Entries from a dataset
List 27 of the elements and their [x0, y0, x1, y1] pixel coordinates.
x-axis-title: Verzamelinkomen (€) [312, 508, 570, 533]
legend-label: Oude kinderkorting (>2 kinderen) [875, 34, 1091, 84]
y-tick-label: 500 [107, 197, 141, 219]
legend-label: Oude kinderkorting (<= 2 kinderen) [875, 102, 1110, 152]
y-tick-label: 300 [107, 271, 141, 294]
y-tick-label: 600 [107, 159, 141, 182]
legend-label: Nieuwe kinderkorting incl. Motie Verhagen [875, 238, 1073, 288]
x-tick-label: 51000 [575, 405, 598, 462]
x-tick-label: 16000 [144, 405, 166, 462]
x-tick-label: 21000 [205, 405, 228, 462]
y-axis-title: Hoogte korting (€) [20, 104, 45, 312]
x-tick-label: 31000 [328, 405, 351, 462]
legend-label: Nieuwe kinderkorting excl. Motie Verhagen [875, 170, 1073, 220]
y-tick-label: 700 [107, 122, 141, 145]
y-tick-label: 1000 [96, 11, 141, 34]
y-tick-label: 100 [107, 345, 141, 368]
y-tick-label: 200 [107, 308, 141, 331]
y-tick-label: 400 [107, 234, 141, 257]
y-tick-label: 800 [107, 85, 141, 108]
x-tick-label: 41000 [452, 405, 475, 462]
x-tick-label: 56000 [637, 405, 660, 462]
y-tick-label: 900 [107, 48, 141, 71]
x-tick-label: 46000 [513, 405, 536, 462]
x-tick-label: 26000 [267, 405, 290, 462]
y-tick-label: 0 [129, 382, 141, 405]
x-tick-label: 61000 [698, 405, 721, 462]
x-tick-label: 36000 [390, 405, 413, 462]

:: Given exercise ::
Reproduce every line of the records above verbatim.

:: Response to this exercise ::
List 27 of the elements and their [x0, y0, x1, y1] pixel coordinates.
x-axis-title: Verzamelinkomen (€) [312, 508, 570, 533]
legend-label: Oude kinderkorting (>2 kinderen) [875, 34, 1091, 84]
y-tick-label: 500 [107, 197, 141, 219]
legend-label: Oude kinderkorting (<= 2 kinderen) [875, 102, 1110, 152]
y-tick-label: 300 [107, 271, 141, 294]
y-tick-label: 600 [107, 159, 141, 182]
legend-label: Nieuwe kinderkorting incl. Motie Verhagen [875, 238, 1073, 288]
x-tick-label: 51000 [575, 405, 598, 462]
x-tick-label: 16000 [144, 405, 166, 462]
x-tick-label: 21000 [205, 405, 228, 462]
y-axis-title: Hoogte korting (€) [20, 104, 45, 312]
x-tick-label: 31000 [328, 405, 351, 462]
legend-label: Nieuwe kinderkorting excl. Motie Verhagen [875, 170, 1073, 220]
y-tick-label: 700 [107, 122, 141, 145]
y-tick-label: 1000 [96, 11, 141, 34]
y-tick-label: 100 [107, 345, 141, 368]
y-tick-label: 200 [107, 308, 141, 331]
y-tick-label: 400 [107, 234, 141, 257]
y-tick-label: 800 [107, 85, 141, 108]
x-tick-label: 41000 [452, 405, 475, 462]
x-tick-label: 56000 [637, 405, 660, 462]
y-tick-label: 900 [107, 48, 141, 71]
x-tick-label: 46000 [513, 405, 536, 462]
x-tick-label: 26000 [267, 405, 290, 462]
y-tick-label: 0 [129, 382, 141, 405]
x-tick-label: 61000 [698, 405, 721, 462]
x-tick-label: 36000 [390, 405, 413, 462]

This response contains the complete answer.